Job => Pictures are not part of the copy; repeat everything else in the records exactly.

***

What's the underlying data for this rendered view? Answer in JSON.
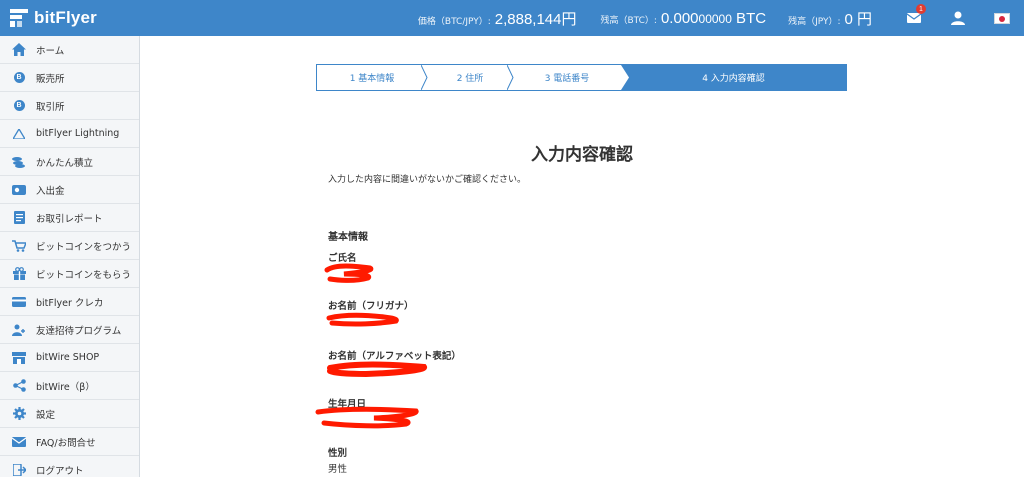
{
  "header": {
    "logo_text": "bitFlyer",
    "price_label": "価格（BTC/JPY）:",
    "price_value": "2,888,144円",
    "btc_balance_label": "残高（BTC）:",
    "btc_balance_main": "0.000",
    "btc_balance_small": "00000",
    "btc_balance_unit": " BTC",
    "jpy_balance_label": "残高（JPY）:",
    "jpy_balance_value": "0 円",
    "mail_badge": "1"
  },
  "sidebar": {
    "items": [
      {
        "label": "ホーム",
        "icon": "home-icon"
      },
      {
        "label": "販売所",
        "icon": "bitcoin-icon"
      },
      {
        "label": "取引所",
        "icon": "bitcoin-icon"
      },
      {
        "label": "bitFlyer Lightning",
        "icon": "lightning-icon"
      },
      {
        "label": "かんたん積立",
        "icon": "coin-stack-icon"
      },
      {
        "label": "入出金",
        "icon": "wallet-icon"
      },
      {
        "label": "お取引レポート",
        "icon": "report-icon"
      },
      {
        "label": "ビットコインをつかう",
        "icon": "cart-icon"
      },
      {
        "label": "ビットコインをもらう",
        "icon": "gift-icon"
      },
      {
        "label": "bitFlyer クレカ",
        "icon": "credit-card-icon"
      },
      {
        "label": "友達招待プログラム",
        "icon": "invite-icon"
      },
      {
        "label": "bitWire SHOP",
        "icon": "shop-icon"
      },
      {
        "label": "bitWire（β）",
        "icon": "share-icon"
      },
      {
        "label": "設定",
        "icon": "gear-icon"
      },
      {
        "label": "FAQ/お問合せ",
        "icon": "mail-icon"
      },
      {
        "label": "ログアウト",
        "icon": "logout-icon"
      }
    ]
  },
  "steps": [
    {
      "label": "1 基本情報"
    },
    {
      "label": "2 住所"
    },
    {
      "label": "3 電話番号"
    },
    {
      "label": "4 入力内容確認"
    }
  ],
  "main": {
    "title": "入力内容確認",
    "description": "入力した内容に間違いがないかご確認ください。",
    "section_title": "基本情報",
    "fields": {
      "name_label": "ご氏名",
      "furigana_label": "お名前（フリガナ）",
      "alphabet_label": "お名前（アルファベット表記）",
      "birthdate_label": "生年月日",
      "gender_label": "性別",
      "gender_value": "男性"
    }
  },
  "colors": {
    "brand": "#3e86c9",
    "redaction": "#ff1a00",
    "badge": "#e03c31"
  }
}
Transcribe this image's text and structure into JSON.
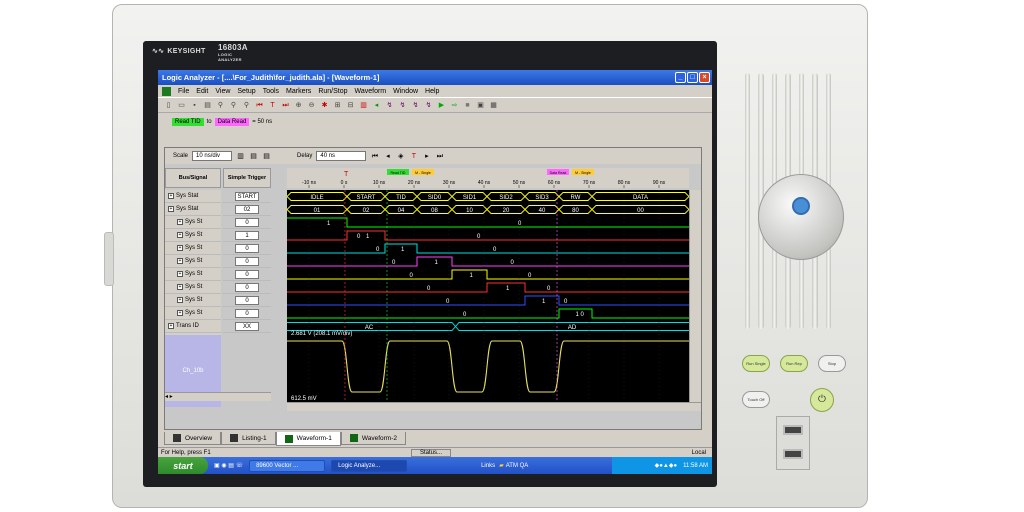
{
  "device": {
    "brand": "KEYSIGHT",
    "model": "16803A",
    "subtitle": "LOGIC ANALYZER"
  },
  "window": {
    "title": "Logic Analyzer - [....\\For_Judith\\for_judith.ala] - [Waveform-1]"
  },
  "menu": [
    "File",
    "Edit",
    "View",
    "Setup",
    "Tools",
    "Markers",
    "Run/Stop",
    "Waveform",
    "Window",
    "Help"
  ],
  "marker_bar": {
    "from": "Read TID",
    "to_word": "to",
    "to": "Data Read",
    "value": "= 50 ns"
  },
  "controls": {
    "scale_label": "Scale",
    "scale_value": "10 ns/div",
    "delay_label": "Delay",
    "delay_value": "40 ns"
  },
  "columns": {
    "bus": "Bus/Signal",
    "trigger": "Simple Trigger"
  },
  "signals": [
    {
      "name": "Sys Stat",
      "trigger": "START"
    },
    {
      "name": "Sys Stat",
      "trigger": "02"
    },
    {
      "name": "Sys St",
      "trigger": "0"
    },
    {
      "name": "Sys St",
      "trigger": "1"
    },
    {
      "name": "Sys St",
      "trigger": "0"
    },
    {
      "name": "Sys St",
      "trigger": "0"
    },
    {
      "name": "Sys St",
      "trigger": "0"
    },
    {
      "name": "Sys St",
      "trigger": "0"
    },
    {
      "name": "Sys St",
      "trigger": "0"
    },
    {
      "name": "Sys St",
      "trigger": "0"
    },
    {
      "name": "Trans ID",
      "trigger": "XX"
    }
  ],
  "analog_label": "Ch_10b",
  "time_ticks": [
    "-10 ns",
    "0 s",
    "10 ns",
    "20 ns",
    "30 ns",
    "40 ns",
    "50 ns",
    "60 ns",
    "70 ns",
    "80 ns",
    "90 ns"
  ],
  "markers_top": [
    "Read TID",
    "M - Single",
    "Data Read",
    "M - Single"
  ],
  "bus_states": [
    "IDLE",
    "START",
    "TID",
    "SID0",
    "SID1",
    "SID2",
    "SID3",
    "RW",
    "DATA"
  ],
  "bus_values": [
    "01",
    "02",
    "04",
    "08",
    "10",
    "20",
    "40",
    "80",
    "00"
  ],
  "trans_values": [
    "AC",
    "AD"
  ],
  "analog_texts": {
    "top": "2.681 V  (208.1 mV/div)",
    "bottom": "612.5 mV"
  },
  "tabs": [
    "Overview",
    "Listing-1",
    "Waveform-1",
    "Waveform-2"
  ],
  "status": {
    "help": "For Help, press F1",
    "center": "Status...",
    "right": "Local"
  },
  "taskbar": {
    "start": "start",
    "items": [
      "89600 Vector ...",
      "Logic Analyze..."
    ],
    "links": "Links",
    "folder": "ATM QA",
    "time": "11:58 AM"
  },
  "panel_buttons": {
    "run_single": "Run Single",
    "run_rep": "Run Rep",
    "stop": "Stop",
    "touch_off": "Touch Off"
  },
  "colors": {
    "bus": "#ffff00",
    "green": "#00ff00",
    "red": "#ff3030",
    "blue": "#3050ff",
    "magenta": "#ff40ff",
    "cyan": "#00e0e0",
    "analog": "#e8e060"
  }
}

***

Exercise result =>
What's the underlying data for this rendered view? Answer in JSON.
{
  "header": {
    "logo_text": "bitFlyer",
    "price_label": "価格（BTC/JPY）:",
    "price_value": "2,888,144円",
    "btc_balance_label": "残高（BTC）:",
    "btc_balance_main": "0.000",
    "btc_balance_small": "00000",
    "btc_balance_unit": " BTC",
    "jpy_balance_label": "残高（JPY）:",
    "jpy_balance_value": "0 円",
    "mail_badge": "1"
  },
  "sidebar": {
    "items": [
      {
        "label": "ホーム",
        "icon": "home-icon"
      },
      {
        "label": "販売所",
        "icon": "bitcoin-icon"
      },
      {
        "label": "取引所",
        "icon": "bitcoin-icon"
      },
      {
        "label": "bitFlyer Lightning",
        "icon": "lightning-icon"
      },
      {
        "label": "かんたん積立",
        "icon": "coin-stack-icon"
      },
      {
        "label": "入出金",
        "icon": "wallet-icon"
      },
      {
        "label": "お取引レポート",
        "icon": "report-icon"
      },
      {
        "label": "ビットコインをつかう",
        "icon": "cart-icon"
      },
      {
        "label": "ビットコインをもらう",
        "icon": "gift-icon"
      },
      {
        "label": "bitFlyer クレカ",
        "icon": "credit-card-icon"
      },
      {
        "label": "友達招待プログラム",
        "icon": "invite-icon"
      },
      {
        "label": "bitWire SHOP",
        "icon": "shop-icon"
      },
      {
        "label": "bitWire（β）",
        "icon": "share-icon"
      },
      {
        "label": "設定",
        "icon": "gear-icon"
      },
      {
        "label": "FAQ/お問合せ",
        "icon": "mail-icon"
      },
      {
        "label": "ログアウト",
        "icon": "logout-icon"
      }
    ]
  },
  "steps": [
    {
      "label": "1 基本情報"
    },
    {
      "label": "2 住所"
    },
    {
      "label": "3 電話番号"
    },
    {
      "label": "4 入力内容確認"
    }
  ],
  "main": {
    "title": "入力内容確認",
    "description": "入力した内容に間違いがないかご確認ください。",
    "section_title": "基本情報",
    "fields": {
      "name_label": "ご氏名",
      "furigana_label": "お名前（フリガナ）",
      "alphabet_label": "お名前（アルファベット表記）",
      "birthdate_label": "生年月日",
      "gender_label": "性別",
      "gender_value": "男性"
    }
  },
  "colors": {
    "brand": "#3e86c9",
    "redaction": "#ff1a00",
    "badge": "#e03c31"
  }
}
Transcribe this image's text and structure into JSON.
{
  "device": {
    "brand": "KEYSIGHT",
    "model": "16803A",
    "subtitle": "LOGIC ANALYZER"
  },
  "window": {
    "title": "Logic Analyzer - [....\\For_Judith\\for_judith.ala] - [Waveform-1]"
  },
  "menu": [
    "File",
    "Edit",
    "View",
    "Setup",
    "Tools",
    "Markers",
    "Run/Stop",
    "Waveform",
    "Window",
    "Help"
  ],
  "marker_bar": {
    "from": "Read TID",
    "to_word": "to",
    "to": "Data Read",
    "value": "= 50 ns"
  },
  "controls": {
    "scale_label": "Scale",
    "scale_value": "10 ns/div",
    "delay_label": "Delay",
    "delay_value": "40 ns"
  },
  "columns": {
    "bus": "Bus/Signal",
    "trigger": "Simple Trigger"
  },
  "signals": [
    {
      "name": "Sys Stat",
      "trigger": "START"
    },
    {
      "name": "Sys Stat",
      "trigger": "02"
    },
    {
      "name": "Sys St",
      "trigger": "0"
    },
    {
      "name": "Sys St",
      "trigger": "1"
    },
    {
      "name": "Sys St",
      "trigger": "0"
    },
    {
      "name": "Sys St",
      "trigger": "0"
    },
    {
      "name": "Sys St",
      "trigger": "0"
    },
    {
      "name": "Sys St",
      "trigger": "0"
    },
    {
      "name": "Sys St",
      "trigger": "0"
    },
    {
      "name": "Sys St",
      "trigger": "0"
    },
    {
      "name": "Trans ID",
      "trigger": "XX"
    }
  ],
  "analog_label": "Ch_10b",
  "time_ticks": [
    "-10 ns",
    "0 s",
    "10 ns",
    "20 ns",
    "30 ns",
    "40 ns",
    "50 ns",
    "60 ns",
    "70 ns",
    "80 ns",
    "90 ns"
  ],
  "markers_top": [
    "Read TID",
    "M - Single",
    "Data Read",
    "M - Single"
  ],
  "bus_states": [
    "IDLE",
    "START",
    "TID",
    "SID0",
    "SID1",
    "SID2",
    "SID3",
    "RW",
    "DATA"
  ],
  "bus_values": [
    "01",
    "02",
    "04",
    "08",
    "10",
    "20",
    "40",
    "80",
    "00"
  ],
  "trans_values": [
    "AC",
    "AD"
  ],
  "analog_texts": {
    "top": "2.681 V  (208.1 mV/div)",
    "bottom": "612.5 mV"
  },
  "tabs": [
    "Overview",
    "Listing-1",
    "Waveform-1",
    "Waveform-2"
  ],
  "status": {
    "help": "For Help, press F1",
    "center": "Status...",
    "right": "Local"
  },
  "taskbar": {
    "start": "start",
    "items": [
      "89600 Vector ...",
      "Logic Analyze..."
    ],
    "links": "Links",
    "folder": "ATM QA",
    "time": "11:58 AM"
  },
  "panel_buttons": {
    "run_single": "Run Single",
    "run_rep": "Run Rep",
    "stop": "Stop",
    "touch_off": "Touch Off"
  },
  "colors": {
    "bus": "#ffff00",
    "green": "#00ff00",
    "red": "#ff3030",
    "blue": "#3050ff",
    "magenta": "#ff40ff",
    "cyan": "#00e0e0",
    "analog": "#e8e060"
  }
}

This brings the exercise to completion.